* Extracted data
- - -

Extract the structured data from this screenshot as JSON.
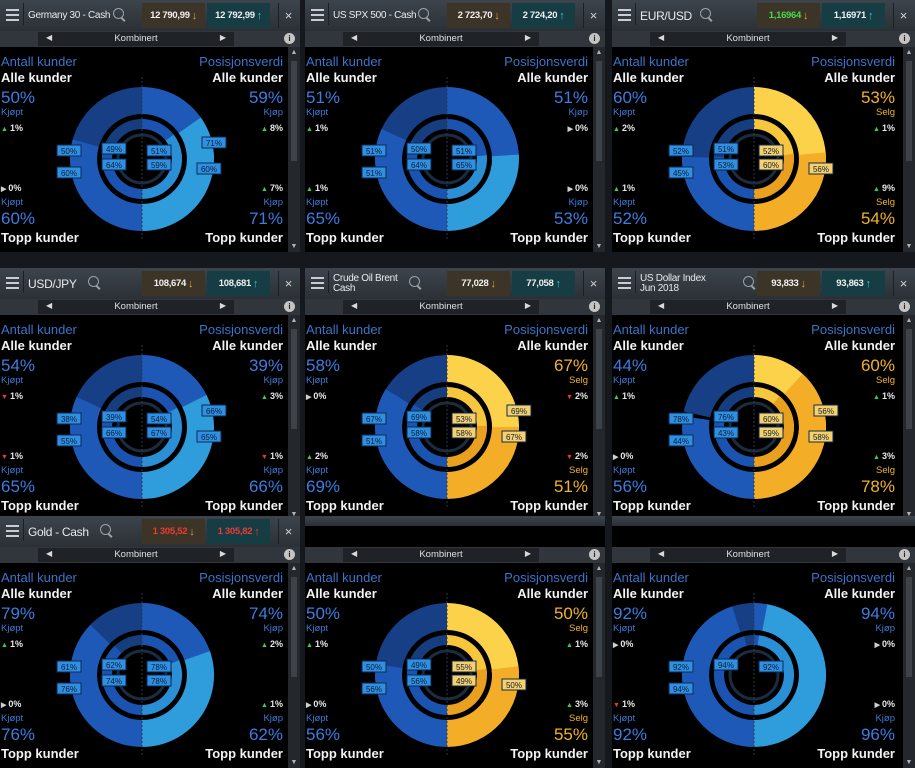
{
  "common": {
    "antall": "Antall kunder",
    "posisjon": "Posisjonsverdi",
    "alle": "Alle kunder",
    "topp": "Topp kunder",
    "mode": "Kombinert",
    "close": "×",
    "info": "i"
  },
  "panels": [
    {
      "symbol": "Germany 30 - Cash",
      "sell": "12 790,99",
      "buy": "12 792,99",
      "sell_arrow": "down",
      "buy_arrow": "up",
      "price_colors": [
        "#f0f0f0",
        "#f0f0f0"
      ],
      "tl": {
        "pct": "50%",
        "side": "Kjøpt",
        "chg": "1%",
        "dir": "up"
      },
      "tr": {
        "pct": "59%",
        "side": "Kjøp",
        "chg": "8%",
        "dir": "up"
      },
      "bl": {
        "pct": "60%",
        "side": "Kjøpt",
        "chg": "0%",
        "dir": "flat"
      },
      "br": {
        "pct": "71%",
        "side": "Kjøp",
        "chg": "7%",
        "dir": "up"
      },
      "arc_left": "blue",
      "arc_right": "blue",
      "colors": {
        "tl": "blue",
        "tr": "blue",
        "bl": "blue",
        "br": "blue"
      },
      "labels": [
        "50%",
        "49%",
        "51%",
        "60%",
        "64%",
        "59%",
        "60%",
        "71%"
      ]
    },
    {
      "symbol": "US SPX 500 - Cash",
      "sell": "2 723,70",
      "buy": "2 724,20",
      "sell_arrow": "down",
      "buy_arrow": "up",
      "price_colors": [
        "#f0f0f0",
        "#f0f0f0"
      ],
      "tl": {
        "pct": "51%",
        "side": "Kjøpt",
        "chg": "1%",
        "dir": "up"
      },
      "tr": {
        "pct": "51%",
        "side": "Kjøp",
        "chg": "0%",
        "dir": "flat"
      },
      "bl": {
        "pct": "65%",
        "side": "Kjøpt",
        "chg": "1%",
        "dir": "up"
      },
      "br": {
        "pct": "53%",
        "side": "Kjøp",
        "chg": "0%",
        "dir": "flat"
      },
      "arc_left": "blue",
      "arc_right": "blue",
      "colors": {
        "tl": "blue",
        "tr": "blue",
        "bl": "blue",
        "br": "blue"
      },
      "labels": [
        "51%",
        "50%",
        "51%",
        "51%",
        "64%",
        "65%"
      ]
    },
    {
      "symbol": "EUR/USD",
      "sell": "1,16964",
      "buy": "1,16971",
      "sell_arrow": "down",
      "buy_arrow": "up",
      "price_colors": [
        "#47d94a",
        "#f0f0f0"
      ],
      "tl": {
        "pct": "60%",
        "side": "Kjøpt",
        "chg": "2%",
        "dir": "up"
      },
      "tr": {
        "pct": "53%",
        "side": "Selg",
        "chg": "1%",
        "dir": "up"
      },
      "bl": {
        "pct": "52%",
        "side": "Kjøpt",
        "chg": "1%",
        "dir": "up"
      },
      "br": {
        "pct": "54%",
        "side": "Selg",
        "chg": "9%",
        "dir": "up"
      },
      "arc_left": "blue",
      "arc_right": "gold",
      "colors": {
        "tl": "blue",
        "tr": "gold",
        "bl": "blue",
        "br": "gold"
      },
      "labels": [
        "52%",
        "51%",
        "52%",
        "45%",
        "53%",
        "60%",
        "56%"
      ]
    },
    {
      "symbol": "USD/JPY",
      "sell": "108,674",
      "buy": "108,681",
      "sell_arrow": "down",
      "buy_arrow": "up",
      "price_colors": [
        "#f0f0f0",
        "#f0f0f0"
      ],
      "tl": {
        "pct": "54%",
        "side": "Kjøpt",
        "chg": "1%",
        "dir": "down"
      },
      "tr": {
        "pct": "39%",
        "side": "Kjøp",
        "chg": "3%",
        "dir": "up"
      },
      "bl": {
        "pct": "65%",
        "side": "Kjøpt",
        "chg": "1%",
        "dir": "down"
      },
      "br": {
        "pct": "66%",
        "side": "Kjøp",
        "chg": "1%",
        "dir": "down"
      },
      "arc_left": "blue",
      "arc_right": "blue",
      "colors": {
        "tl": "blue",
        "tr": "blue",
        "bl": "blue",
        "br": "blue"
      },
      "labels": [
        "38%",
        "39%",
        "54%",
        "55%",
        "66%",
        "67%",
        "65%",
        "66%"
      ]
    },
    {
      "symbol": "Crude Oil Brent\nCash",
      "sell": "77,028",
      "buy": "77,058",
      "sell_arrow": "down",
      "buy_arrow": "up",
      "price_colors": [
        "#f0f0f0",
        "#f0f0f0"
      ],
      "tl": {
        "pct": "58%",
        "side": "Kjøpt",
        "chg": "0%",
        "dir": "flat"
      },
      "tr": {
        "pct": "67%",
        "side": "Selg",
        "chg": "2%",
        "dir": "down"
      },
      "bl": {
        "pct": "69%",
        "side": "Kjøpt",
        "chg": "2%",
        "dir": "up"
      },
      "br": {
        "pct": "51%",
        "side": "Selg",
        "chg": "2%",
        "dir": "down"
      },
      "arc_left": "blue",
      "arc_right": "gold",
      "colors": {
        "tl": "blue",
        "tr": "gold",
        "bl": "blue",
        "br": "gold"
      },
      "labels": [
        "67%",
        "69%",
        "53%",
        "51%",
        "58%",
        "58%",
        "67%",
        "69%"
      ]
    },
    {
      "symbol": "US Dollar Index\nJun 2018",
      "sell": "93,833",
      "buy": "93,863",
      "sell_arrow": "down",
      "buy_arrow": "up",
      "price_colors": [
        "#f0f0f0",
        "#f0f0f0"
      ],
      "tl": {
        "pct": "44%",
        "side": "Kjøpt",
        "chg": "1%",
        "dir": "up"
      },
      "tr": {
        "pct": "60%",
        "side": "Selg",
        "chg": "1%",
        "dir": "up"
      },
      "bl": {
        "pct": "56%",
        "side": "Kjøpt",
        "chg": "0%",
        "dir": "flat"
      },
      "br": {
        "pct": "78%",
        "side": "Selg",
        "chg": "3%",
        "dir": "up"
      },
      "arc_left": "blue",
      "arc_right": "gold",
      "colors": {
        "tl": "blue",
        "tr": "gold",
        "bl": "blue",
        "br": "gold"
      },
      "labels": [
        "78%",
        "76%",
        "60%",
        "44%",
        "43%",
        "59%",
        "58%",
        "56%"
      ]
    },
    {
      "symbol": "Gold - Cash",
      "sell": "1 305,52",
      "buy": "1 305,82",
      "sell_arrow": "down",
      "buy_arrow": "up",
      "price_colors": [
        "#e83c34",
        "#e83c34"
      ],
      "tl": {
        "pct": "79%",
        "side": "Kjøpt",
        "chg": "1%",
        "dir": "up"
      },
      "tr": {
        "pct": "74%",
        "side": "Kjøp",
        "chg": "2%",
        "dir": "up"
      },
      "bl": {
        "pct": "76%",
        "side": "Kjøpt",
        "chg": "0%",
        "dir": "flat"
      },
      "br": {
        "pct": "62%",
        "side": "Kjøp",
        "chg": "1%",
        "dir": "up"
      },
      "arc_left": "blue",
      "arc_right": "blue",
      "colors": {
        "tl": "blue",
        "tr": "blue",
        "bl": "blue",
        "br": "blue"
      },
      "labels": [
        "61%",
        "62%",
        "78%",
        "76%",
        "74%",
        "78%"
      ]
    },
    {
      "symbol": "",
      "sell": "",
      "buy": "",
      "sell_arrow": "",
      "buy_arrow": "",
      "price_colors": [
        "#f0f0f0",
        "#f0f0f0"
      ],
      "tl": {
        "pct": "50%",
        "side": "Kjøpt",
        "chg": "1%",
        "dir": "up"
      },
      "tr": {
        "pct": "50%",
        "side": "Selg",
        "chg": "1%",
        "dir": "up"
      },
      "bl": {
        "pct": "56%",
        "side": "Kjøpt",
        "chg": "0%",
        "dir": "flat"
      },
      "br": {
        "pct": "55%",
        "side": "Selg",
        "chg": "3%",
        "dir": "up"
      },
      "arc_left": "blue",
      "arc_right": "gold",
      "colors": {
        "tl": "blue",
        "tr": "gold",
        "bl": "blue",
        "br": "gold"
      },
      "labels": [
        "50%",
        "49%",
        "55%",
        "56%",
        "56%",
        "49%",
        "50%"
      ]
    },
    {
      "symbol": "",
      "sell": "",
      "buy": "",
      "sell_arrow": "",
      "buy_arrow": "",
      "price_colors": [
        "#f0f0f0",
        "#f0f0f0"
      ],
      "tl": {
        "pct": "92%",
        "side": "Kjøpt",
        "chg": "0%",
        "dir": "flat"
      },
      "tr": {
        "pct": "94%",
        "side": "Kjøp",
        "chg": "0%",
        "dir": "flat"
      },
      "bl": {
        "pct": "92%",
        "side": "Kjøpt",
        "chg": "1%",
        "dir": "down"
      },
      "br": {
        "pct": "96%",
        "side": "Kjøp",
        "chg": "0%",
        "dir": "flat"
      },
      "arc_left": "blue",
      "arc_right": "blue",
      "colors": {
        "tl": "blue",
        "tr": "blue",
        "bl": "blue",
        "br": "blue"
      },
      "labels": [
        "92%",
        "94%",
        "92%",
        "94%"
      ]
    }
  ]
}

- - -

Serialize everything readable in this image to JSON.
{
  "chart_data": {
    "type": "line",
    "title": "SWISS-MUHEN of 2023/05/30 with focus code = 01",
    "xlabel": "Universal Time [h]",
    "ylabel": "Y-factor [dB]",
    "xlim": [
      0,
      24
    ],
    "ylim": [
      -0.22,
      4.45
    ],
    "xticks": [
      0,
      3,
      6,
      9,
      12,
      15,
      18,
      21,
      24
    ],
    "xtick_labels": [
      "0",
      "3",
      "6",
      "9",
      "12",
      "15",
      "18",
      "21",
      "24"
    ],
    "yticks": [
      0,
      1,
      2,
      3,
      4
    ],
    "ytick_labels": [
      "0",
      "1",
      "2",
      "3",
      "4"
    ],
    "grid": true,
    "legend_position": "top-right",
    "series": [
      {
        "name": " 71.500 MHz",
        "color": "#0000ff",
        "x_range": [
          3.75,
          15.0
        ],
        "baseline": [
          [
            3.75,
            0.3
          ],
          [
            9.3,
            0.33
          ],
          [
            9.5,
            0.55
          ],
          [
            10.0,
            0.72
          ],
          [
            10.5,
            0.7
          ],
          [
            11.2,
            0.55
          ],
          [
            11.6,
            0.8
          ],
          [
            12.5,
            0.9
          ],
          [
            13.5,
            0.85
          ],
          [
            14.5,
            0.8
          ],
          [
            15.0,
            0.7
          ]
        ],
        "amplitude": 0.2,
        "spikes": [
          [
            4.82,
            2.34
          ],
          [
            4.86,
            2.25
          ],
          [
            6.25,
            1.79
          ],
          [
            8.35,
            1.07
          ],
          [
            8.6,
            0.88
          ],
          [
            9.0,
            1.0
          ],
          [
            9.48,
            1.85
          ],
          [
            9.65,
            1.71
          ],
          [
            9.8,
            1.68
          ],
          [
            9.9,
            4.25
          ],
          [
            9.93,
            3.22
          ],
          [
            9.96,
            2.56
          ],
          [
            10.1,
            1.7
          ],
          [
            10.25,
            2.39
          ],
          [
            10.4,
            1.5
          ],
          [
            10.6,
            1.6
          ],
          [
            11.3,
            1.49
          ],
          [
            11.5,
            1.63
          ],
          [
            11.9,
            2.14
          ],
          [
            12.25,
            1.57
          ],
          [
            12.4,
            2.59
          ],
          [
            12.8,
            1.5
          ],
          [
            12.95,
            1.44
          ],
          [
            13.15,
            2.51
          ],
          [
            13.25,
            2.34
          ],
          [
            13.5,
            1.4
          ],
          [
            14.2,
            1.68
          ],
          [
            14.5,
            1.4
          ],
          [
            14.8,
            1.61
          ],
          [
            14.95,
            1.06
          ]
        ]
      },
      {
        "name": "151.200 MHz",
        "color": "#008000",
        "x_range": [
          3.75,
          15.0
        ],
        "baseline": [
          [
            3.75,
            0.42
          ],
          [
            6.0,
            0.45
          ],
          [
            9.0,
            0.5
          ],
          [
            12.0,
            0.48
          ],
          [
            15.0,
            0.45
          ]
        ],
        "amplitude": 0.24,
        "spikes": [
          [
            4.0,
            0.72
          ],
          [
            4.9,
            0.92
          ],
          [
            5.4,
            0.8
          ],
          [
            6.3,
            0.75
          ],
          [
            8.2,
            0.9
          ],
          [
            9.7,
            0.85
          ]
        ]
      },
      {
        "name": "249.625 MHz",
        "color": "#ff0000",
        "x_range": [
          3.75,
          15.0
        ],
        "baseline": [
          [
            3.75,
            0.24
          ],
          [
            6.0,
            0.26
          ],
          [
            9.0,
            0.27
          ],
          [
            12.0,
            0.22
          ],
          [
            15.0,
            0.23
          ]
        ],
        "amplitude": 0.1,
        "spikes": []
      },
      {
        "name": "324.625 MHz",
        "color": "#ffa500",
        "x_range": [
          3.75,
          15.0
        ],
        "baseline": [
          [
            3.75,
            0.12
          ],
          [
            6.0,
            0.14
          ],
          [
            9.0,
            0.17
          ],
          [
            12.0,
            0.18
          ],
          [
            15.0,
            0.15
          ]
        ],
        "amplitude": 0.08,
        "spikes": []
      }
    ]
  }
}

- - -

* Work to be completed
Scan the material for lines with the word "name", and copy each line you find.

* Solution for this exercise
        "name": " 71.500 MHz",
        "name": "151.200 MHz",
        "name": "249.625 MHz",
        "name": "324.625 MHz",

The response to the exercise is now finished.